» DATA LINES
_ _ _
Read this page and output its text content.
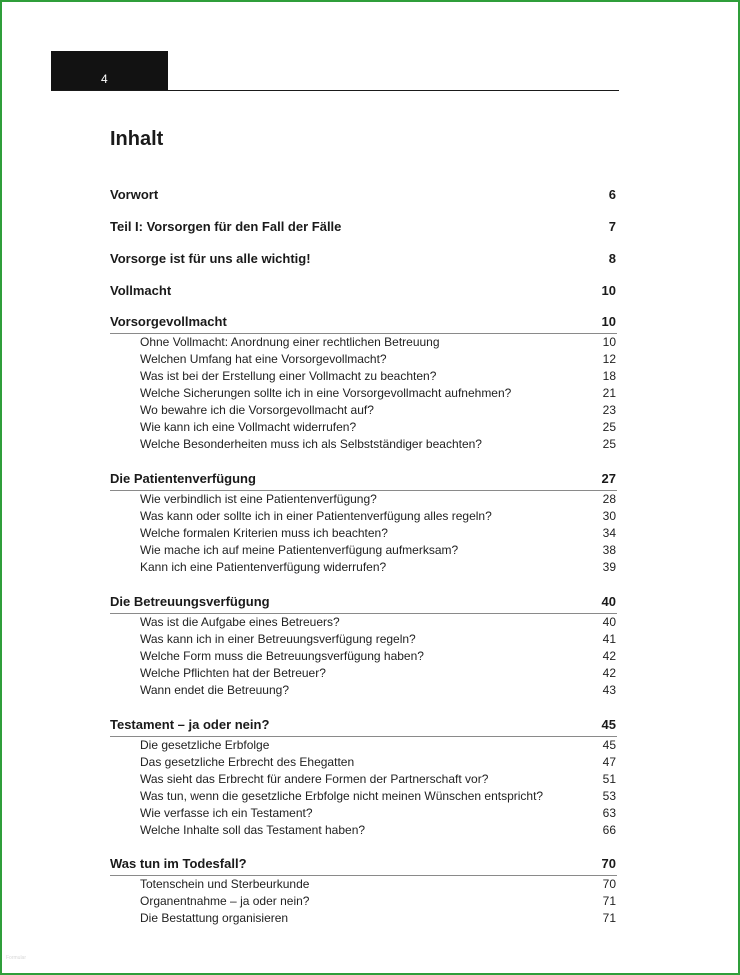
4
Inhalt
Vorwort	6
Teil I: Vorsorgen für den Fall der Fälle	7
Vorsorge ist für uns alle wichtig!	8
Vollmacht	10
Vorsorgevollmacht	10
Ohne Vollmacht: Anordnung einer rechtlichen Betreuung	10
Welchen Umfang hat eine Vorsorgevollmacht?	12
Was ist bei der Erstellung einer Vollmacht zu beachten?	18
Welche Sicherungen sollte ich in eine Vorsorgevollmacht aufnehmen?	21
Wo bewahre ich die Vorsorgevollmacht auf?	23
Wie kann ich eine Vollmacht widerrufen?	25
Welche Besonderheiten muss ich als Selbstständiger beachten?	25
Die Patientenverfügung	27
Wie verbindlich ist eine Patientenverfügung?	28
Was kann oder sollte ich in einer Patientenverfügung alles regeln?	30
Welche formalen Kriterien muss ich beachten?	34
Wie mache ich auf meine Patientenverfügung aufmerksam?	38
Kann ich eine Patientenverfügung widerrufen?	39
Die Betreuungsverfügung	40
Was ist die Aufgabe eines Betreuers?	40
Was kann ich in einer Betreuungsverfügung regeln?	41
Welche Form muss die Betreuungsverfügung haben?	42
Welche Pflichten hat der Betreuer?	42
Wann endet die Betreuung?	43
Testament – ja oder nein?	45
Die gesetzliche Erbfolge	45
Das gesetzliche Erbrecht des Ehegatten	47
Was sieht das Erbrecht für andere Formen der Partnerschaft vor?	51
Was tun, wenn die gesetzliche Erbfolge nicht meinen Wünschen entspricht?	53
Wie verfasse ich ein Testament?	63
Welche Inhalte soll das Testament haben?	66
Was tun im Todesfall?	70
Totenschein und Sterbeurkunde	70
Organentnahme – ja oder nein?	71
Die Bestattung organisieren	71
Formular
_ _ _
Set down all the data again exactly as above, pictures excluded.

Read this page and output its text content.
4
Inhalt
Vorwort	6
Teil I: Vorsorgen für den Fall der Fälle	7
Vorsorge ist für uns alle wichtig!	8
Vollmacht	10
Vorsorgevollmacht	10
Ohne Vollmacht: Anordnung einer rechtlichen Betreuung	10
Welchen Umfang hat eine Vorsorgevollmacht?	12
Was ist bei der Erstellung einer Vollmacht zu beachten?	18
Welche Sicherungen sollte ich in eine Vorsorgevollmacht aufnehmen?	21
Wo bewahre ich die Vorsorgevollmacht auf?	23
Wie kann ich eine Vollmacht widerrufen?	25
Welche Besonderheiten muss ich als Selbstständiger beachten?	25
Die Patientenverfügung	27
Wie verbindlich ist eine Patientenverfügung?	28
Was kann oder sollte ich in einer Patientenverfügung alles regeln?	30
Welche formalen Kriterien muss ich beachten?	34
Wie mache ich auf meine Patientenverfügung aufmerksam?	38
Kann ich eine Patientenverfügung widerrufen?	39
Die Betreuungsverfügung	40
Was ist die Aufgabe eines Betreuers?	40
Was kann ich in einer Betreuungsverfügung regeln?	41
Welche Form muss die Betreuungsverfügung haben?	42
Welche Pflichten hat der Betreuer?	42
Wann endet die Betreuung?	43
Testament – ja oder nein?	45
Die gesetzliche Erbfolge	45
Das gesetzliche Erbrecht des Ehegatten	47
Was sieht das Erbrecht für andere Formen der Partnerschaft vor?	51
Was tun, wenn die gesetzliche Erbfolge nicht meinen Wünschen entspricht?	53
Wie verfasse ich ein Testament?	63
Welche Inhalte soll das Testament haben?	66
Was tun im Todesfall?	70
Totenschein und Sterbeurkunde	70
Organentnahme – ja oder nein?	71
Die Bestattung organisieren	71
Formular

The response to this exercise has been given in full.